• Task instructions
Each entry that follows is to be retyped exactly. Pictures do not belong in the copy.

• Excerpted records
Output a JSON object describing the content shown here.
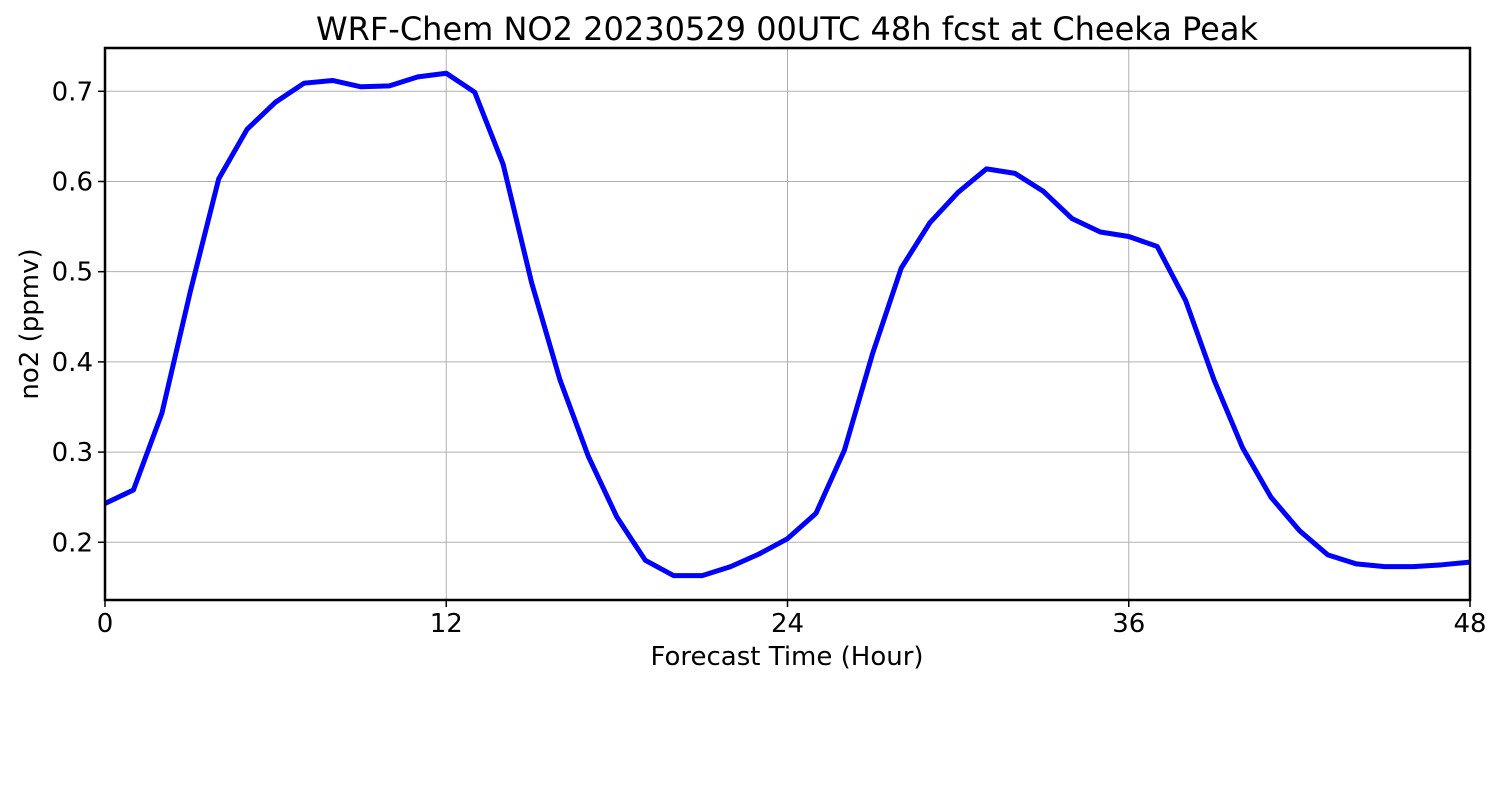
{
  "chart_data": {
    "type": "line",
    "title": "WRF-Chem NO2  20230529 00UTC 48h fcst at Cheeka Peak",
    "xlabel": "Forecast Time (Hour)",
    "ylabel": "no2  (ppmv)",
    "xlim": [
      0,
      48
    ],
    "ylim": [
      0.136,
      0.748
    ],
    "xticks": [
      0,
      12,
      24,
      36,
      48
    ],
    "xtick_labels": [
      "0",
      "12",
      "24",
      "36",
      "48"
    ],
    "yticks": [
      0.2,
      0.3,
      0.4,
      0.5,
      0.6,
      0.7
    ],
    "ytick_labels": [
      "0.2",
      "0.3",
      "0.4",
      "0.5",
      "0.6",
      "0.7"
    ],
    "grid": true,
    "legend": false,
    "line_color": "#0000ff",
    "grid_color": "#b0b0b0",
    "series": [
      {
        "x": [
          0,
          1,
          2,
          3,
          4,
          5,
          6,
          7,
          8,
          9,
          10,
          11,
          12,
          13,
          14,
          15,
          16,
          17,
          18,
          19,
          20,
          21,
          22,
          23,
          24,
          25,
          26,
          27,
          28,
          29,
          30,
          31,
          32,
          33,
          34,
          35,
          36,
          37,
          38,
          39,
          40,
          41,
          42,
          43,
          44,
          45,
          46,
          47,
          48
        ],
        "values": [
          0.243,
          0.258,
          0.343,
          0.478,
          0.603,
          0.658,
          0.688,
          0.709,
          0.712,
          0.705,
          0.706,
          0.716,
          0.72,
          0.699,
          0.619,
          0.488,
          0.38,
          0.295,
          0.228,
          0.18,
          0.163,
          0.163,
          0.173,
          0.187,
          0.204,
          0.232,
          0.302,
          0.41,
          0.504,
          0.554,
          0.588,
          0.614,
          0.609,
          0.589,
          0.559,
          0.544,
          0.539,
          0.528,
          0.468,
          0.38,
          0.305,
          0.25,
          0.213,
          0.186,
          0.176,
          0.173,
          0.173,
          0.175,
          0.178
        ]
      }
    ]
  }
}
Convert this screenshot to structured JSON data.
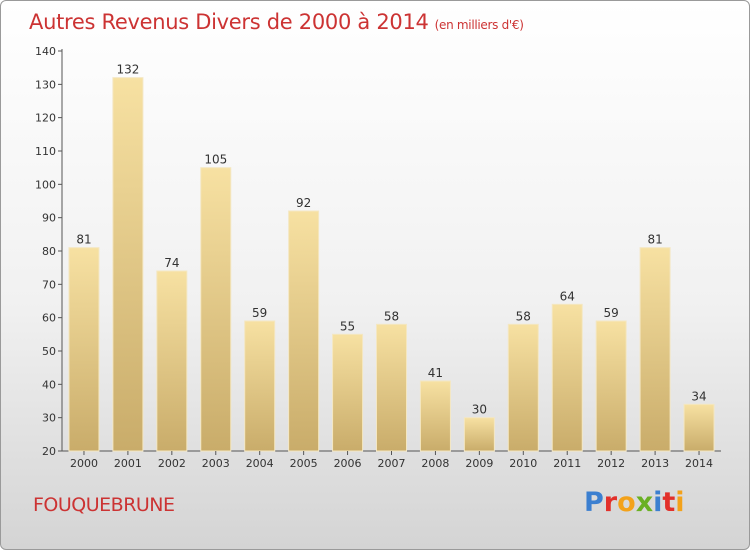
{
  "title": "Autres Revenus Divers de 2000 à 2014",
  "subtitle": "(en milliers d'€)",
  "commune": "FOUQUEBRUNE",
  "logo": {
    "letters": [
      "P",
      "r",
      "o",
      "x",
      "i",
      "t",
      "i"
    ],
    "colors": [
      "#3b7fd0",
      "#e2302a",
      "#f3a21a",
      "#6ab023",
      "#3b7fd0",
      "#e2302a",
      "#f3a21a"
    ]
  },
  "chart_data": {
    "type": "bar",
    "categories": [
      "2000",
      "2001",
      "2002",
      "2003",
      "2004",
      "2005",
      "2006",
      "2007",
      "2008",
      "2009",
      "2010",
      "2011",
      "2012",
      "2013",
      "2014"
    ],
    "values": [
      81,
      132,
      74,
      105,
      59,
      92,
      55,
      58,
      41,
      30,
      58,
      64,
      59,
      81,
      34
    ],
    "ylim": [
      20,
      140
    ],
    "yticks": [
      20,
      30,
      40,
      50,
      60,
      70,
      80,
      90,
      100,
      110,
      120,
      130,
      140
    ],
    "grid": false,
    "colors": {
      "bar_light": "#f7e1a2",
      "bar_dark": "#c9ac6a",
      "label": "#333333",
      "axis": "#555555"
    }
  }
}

• Solution for this exercise
Output a JSON object describing the content shown here.
{
  "chart_data": {
    "type": "line",
    "title": "WRF-Chem NO2  20230529 00UTC 48h fcst at Cheeka Peak",
    "xlabel": "Forecast Time (Hour)",
    "ylabel": "no2  (ppmv)",
    "xlim": [
      0,
      48
    ],
    "ylim": [
      0.136,
      0.748
    ],
    "xticks": [
      0,
      12,
      24,
      36,
      48
    ],
    "xtick_labels": [
      "0",
      "12",
      "24",
      "36",
      "48"
    ],
    "yticks": [
      0.2,
      0.3,
      0.4,
      0.5,
      0.6,
      0.7
    ],
    "ytick_labels": [
      "0.2",
      "0.3",
      "0.4",
      "0.5",
      "0.6",
      "0.7"
    ],
    "grid": true,
    "legend": false,
    "line_color": "#0000ff",
    "grid_color": "#b0b0b0",
    "series": [
      {
        "x": [
          0,
          1,
          2,
          3,
          4,
          5,
          6,
          7,
          8,
          9,
          10,
          11,
          12,
          13,
          14,
          15,
          16,
          17,
          18,
          19,
          20,
          21,
          22,
          23,
          24,
          25,
          26,
          27,
          28,
          29,
          30,
          31,
          32,
          33,
          34,
          35,
          36,
          37,
          38,
          39,
          40,
          41,
          42,
          43,
          44,
          45,
          46,
          47,
          48
        ],
        "values": [
          0.243,
          0.258,
          0.343,
          0.478,
          0.603,
          0.658,
          0.688,
          0.709,
          0.712,
          0.705,
          0.706,
          0.716,
          0.72,
          0.699,
          0.619,
          0.488,
          0.38,
          0.295,
          0.228,
          0.18,
          0.163,
          0.163,
          0.173,
          0.187,
          0.204,
          0.232,
          0.302,
          0.41,
          0.504,
          0.554,
          0.588,
          0.614,
          0.609,
          0.589,
          0.559,
          0.544,
          0.539,
          0.528,
          0.468,
          0.38,
          0.305,
          0.25,
          0.213,
          0.186,
          0.176,
          0.173,
          0.173,
          0.175,
          0.178
        ]
      }
    ]
  }
}
Convert this screenshot to structured JSON data.
{
  "title": "Autres Revenus Divers de 2000 à 2014",
  "subtitle": "(en milliers d'€)",
  "commune": "FOUQUEBRUNE",
  "logo": {
    "letters": [
      "P",
      "r",
      "o",
      "x",
      "i",
      "t",
      "i"
    ],
    "colors": [
      "#3b7fd0",
      "#e2302a",
      "#f3a21a",
      "#6ab023",
      "#3b7fd0",
      "#e2302a",
      "#f3a21a"
    ]
  },
  "chart_data": {
    "type": "bar",
    "categories": [
      "2000",
      "2001",
      "2002",
      "2003",
      "2004",
      "2005",
      "2006",
      "2007",
      "2008",
      "2009",
      "2010",
      "2011",
      "2012",
      "2013",
      "2014"
    ],
    "values": [
      81,
      132,
      74,
      105,
      59,
      92,
      55,
      58,
      41,
      30,
      58,
      64,
      59,
      81,
      34
    ],
    "ylim": [
      20,
      140
    ],
    "yticks": [
      20,
      30,
      40,
      50,
      60,
      70,
      80,
      90,
      100,
      110,
      120,
      130,
      140
    ],
    "grid": false,
    "colors": {
      "bar_light": "#f7e1a2",
      "bar_dark": "#c9ac6a",
      "label": "#333333",
      "axis": "#555555"
    }
  }
}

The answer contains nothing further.